§ **Your objective**: Gather from the listing below each line that includes the word "Intercessory", and copy it.

§ **Task input**:
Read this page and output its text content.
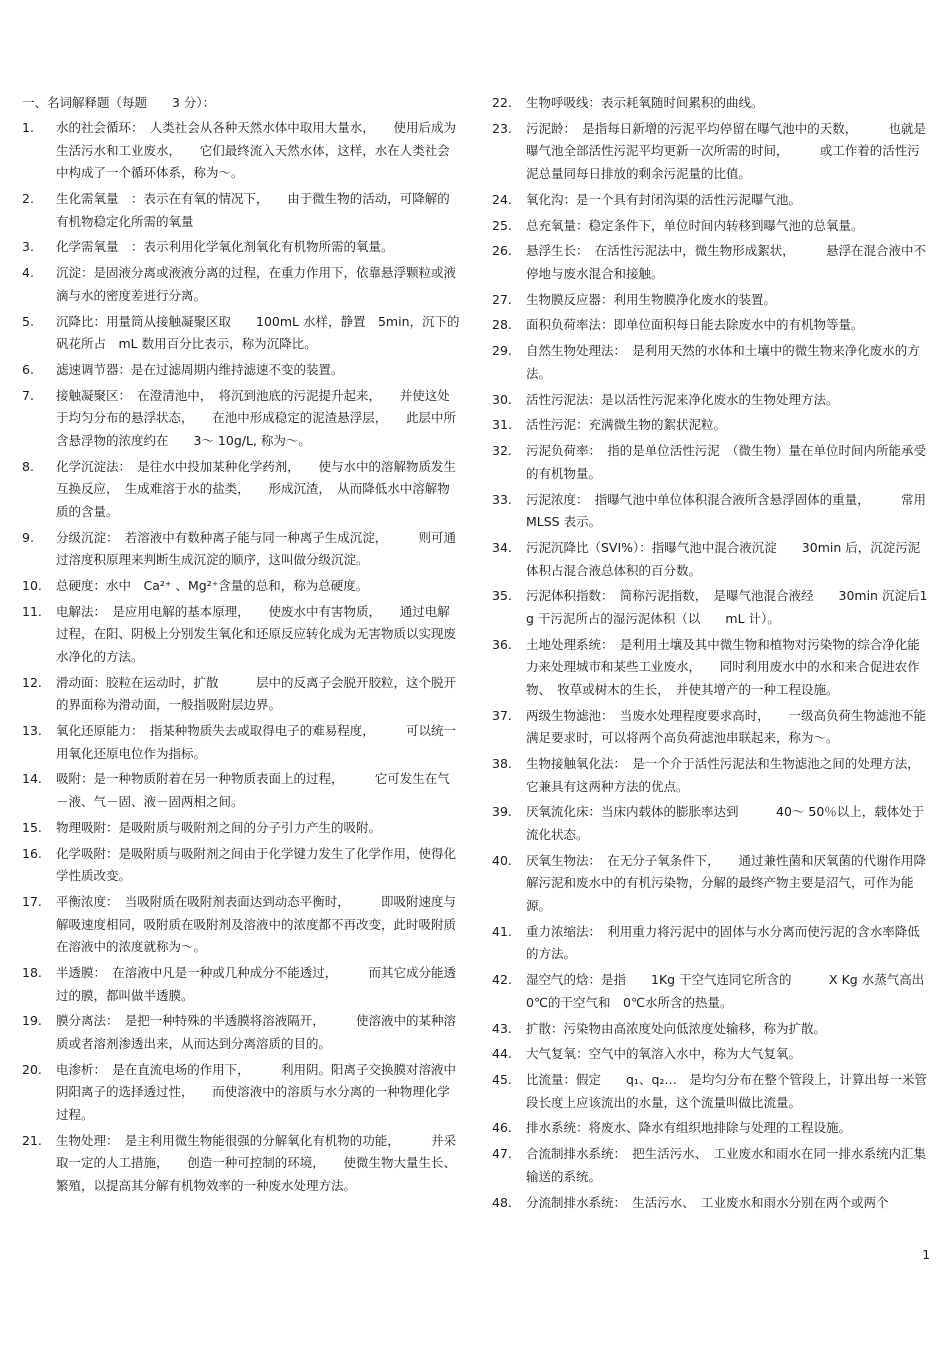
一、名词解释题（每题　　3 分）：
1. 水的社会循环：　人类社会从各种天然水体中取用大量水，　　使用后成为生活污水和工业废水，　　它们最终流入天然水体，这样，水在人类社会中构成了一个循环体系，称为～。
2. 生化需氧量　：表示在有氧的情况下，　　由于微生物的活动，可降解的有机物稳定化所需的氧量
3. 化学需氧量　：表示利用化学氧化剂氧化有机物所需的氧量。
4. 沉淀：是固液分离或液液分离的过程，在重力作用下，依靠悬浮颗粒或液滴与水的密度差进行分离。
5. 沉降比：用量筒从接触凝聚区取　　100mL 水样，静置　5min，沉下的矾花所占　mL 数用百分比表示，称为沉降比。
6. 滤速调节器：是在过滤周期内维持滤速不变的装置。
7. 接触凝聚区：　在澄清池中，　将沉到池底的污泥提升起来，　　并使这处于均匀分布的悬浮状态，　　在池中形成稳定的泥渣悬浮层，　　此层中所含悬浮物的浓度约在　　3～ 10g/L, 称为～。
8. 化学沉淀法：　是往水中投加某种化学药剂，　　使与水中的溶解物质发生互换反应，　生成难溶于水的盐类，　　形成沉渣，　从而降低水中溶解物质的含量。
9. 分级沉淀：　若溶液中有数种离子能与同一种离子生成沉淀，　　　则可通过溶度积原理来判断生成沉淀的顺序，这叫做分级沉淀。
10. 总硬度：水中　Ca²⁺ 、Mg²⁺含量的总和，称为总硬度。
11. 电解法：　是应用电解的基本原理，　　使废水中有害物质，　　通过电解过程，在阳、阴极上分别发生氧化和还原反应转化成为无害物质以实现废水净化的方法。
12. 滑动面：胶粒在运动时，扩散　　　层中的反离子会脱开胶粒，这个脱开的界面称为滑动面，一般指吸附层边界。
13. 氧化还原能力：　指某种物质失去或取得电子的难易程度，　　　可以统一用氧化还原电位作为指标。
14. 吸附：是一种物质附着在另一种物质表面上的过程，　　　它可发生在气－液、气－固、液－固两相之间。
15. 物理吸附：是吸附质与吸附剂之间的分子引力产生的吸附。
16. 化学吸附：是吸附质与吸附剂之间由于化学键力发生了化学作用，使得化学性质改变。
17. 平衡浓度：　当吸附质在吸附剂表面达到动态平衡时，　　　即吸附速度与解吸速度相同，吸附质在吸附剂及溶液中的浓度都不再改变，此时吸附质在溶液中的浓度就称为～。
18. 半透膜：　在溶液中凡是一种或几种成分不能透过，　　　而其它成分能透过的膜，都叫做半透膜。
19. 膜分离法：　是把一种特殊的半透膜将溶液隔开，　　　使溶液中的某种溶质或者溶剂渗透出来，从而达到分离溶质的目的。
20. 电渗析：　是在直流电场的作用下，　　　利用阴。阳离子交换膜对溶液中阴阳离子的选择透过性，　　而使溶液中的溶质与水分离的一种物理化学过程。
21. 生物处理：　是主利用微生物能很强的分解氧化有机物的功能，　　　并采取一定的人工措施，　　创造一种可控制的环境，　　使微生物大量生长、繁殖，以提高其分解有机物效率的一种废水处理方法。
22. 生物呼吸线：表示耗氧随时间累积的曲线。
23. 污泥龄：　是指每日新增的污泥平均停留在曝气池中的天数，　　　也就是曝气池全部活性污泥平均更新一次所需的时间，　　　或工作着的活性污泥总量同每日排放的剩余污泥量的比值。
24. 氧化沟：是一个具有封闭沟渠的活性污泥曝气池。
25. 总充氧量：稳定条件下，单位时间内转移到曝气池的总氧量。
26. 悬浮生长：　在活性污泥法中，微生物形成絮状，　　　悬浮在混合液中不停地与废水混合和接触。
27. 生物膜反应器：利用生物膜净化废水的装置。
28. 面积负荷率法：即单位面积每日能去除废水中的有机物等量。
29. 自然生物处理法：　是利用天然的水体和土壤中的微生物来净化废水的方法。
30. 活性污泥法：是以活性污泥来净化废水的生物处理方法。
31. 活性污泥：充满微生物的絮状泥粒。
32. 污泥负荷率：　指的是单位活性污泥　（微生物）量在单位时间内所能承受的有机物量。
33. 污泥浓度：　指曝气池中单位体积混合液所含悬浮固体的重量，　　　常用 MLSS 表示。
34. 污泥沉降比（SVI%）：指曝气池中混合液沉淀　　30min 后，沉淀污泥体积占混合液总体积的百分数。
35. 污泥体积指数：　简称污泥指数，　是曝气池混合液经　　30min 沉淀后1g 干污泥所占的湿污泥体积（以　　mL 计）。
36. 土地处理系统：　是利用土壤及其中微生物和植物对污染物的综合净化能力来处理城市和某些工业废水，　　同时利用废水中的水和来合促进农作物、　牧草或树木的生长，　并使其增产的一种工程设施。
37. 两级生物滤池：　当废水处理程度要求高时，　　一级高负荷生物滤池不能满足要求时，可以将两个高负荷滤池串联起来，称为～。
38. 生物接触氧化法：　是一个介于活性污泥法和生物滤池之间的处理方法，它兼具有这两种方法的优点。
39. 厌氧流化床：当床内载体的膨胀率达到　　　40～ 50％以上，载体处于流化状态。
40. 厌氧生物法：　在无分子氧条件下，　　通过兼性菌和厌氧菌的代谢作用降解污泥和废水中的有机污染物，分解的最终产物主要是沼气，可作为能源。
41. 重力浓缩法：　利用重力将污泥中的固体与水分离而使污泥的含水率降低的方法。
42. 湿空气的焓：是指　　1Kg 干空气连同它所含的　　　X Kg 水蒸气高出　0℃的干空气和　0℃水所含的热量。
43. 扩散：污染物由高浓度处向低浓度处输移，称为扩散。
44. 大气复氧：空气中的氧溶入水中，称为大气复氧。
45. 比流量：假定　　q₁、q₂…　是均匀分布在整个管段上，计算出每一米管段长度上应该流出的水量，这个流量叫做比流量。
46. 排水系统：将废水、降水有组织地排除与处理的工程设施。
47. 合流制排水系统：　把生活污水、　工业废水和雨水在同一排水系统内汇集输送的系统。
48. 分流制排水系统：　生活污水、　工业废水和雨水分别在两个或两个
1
---
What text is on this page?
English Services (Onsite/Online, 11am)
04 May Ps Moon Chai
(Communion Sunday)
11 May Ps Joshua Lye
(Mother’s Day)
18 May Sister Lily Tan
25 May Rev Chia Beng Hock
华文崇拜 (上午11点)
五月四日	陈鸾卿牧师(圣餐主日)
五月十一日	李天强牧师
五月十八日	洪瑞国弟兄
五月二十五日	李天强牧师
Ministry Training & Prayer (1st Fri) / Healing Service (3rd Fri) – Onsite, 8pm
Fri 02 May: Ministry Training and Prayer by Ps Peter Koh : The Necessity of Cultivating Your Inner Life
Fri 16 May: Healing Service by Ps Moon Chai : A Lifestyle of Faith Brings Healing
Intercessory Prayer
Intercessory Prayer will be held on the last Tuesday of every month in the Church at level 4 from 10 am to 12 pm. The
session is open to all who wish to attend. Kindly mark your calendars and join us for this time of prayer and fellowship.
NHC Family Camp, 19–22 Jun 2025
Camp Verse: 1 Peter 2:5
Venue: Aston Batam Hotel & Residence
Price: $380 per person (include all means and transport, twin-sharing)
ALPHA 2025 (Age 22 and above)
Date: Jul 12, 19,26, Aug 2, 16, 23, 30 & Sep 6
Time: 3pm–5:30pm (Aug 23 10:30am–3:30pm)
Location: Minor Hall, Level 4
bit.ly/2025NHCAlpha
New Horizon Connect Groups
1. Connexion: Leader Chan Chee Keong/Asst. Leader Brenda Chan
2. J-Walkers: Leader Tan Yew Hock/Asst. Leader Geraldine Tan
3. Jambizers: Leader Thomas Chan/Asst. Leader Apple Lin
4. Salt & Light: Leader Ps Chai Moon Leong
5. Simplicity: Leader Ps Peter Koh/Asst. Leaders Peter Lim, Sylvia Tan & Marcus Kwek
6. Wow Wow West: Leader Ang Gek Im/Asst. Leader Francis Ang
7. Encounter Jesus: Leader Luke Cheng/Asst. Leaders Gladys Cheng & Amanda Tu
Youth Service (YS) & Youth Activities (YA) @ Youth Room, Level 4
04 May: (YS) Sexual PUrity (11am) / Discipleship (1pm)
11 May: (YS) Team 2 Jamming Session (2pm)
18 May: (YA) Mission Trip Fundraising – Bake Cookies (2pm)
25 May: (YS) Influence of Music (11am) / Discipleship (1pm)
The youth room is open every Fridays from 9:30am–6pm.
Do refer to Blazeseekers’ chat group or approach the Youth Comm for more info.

§ **Result below**:
Intercessory Prayer
Intercessory Prayer will be held on the last Tuesday of every month in the Church at level 4 from 10 am to 12 pm. The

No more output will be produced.